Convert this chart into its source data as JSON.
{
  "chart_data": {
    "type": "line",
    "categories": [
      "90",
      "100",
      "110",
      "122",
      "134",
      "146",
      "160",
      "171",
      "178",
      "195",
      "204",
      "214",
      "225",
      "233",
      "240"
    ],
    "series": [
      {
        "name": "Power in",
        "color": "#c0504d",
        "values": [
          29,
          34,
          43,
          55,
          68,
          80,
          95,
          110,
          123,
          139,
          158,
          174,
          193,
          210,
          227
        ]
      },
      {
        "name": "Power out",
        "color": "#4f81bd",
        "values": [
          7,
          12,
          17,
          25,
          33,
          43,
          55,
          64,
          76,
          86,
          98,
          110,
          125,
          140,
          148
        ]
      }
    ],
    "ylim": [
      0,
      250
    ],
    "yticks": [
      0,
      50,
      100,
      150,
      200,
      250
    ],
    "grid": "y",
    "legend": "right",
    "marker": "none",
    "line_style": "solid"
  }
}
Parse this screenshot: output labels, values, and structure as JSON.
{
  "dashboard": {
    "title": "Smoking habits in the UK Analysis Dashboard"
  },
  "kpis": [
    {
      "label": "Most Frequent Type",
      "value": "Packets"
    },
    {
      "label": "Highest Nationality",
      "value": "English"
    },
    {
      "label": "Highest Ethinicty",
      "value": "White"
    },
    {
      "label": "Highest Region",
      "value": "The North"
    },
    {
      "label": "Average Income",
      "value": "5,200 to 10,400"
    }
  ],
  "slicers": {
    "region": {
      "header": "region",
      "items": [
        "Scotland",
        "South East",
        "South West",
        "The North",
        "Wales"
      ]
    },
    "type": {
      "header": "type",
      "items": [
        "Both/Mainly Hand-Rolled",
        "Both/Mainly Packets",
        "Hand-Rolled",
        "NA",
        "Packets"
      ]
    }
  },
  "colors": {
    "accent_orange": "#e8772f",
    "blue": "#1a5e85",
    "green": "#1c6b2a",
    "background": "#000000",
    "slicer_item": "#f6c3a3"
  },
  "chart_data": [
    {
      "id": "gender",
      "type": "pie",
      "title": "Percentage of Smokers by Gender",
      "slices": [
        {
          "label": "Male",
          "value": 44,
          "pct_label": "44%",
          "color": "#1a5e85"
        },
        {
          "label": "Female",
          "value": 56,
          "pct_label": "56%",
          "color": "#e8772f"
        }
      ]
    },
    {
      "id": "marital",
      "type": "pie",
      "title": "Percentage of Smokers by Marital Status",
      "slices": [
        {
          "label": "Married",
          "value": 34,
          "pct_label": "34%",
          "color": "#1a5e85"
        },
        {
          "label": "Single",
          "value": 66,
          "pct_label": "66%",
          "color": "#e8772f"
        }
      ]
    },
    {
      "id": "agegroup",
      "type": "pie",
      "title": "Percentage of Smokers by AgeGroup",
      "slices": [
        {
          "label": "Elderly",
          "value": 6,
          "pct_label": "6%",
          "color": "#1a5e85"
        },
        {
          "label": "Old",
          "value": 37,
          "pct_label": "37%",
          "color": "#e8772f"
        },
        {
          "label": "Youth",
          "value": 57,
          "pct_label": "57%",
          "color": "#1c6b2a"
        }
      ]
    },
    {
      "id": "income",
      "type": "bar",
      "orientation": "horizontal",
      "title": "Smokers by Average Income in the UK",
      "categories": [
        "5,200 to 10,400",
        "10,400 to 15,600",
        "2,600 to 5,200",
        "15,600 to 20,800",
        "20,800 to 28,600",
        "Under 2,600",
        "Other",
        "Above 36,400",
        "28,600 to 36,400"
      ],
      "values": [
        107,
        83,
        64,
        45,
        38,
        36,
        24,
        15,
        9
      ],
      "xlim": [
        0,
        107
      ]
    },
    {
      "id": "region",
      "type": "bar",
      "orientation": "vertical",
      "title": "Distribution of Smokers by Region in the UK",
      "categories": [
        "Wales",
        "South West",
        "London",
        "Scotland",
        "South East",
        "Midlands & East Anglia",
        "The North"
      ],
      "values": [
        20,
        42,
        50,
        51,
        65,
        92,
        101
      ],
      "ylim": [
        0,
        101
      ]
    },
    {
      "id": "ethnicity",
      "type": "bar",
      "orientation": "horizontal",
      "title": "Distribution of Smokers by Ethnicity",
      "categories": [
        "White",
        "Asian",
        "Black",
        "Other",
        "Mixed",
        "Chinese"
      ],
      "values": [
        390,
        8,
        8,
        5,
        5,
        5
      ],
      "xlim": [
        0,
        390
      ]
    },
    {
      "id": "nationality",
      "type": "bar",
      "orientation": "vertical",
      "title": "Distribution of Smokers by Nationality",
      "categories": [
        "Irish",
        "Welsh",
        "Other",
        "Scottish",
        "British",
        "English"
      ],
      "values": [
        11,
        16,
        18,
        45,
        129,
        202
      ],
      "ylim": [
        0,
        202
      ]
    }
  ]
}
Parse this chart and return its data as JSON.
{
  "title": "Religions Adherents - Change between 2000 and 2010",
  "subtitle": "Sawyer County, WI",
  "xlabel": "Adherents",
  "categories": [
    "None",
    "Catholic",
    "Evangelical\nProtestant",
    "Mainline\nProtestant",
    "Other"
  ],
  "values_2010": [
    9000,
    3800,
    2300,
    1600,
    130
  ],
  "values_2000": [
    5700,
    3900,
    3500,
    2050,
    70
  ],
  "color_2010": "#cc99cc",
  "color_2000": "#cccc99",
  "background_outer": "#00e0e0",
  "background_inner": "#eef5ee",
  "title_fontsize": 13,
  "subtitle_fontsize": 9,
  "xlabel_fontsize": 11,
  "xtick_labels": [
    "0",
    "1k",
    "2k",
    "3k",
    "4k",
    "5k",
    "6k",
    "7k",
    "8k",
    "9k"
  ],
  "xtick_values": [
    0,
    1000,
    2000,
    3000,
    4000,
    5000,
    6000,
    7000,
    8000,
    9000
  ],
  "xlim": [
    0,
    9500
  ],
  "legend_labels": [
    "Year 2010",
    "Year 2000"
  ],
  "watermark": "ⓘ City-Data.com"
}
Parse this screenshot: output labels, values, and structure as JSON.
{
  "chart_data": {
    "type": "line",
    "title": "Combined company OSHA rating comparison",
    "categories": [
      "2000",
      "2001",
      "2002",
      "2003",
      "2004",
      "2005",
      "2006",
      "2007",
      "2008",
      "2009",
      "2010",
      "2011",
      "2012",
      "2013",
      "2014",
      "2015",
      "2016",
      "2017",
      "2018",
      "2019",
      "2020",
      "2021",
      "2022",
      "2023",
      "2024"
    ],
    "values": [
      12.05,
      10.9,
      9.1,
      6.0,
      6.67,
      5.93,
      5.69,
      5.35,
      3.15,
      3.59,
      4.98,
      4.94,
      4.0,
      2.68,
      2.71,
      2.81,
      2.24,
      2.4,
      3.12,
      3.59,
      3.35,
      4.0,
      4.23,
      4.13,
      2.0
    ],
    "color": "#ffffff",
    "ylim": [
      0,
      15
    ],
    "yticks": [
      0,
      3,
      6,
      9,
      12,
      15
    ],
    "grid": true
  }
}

#####

## Aim of the task
Return all lines of the material above in which the word "Highest" occurs.

## Completed exercise
      "label": "Highest Nationality",
      "label": "Highest Ethinicty",
      "label": "Highest Region",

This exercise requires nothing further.